Given instruction: Would you quote every entry exactly, dropping only the pictures?

Record extracts:
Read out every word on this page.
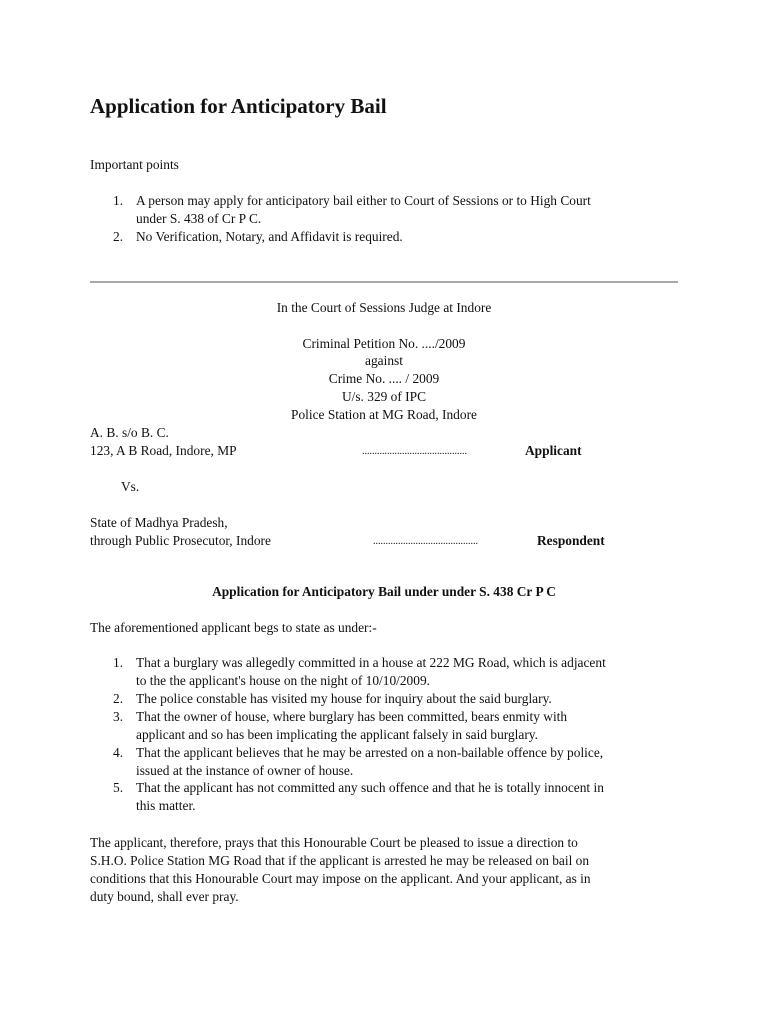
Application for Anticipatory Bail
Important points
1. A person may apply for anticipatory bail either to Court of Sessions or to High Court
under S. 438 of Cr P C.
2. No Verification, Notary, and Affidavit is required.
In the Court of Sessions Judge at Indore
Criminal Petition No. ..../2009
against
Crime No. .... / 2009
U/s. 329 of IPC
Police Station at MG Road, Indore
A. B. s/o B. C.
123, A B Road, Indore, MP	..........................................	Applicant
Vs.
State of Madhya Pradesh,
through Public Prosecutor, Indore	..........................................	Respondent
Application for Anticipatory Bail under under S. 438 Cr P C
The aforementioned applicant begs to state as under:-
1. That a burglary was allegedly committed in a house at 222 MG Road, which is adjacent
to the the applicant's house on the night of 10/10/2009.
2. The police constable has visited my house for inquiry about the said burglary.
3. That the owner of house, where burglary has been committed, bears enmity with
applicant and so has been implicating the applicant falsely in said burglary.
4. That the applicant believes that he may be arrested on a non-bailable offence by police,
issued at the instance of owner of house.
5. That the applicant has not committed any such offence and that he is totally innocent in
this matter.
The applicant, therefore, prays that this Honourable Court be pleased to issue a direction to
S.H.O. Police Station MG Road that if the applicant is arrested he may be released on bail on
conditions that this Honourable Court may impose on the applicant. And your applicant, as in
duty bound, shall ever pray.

Response:
Read out every word on this page.
Application for Anticipatory Bail
Important points
1. A person may apply for anticipatory bail either to Court of Sessions or to High Court
under S. 438 of Cr P C.
2. No Verification, Notary, and Affidavit is required.
In the Court of Sessions Judge at Indore
Criminal Petition No. ..../2009
against
Crime No. .... / 2009
U/s. 329 of IPC
Police Station at MG Road, Indore
A. B. s/o B. C.
123, A B Road, Indore, MP	..........................................	Applicant
Vs.
State of Madhya Pradesh,
through Public Prosecutor, Indore	..........................................	Respondent
Application for Anticipatory Bail under under S. 438 Cr P C
The aforementioned applicant begs to state as under:-
1. That a burglary was allegedly committed in a house at 222 MG Road, which is adjacent
to the the applicant's house on the night of 10/10/2009.
2. The police constable has visited my house for inquiry about the said burglary.
3. That the owner of house, where burglary has been committed, bears enmity with
applicant and so has been implicating the applicant falsely in said burglary.
4. That the applicant believes that he may be arrested on a non-bailable offence by police,
issued at the instance of owner of house.
5. That the applicant has not committed any such offence and that he is totally innocent in
this matter.
The applicant, therefore, prays that this Honourable Court be pleased to issue a direction to
S.H.O. Police Station MG Road that if the applicant is arrested he may be released on bail on
conditions that this Honourable Court may impose on the applicant. And your applicant, as in
duty bound, shall ever pray.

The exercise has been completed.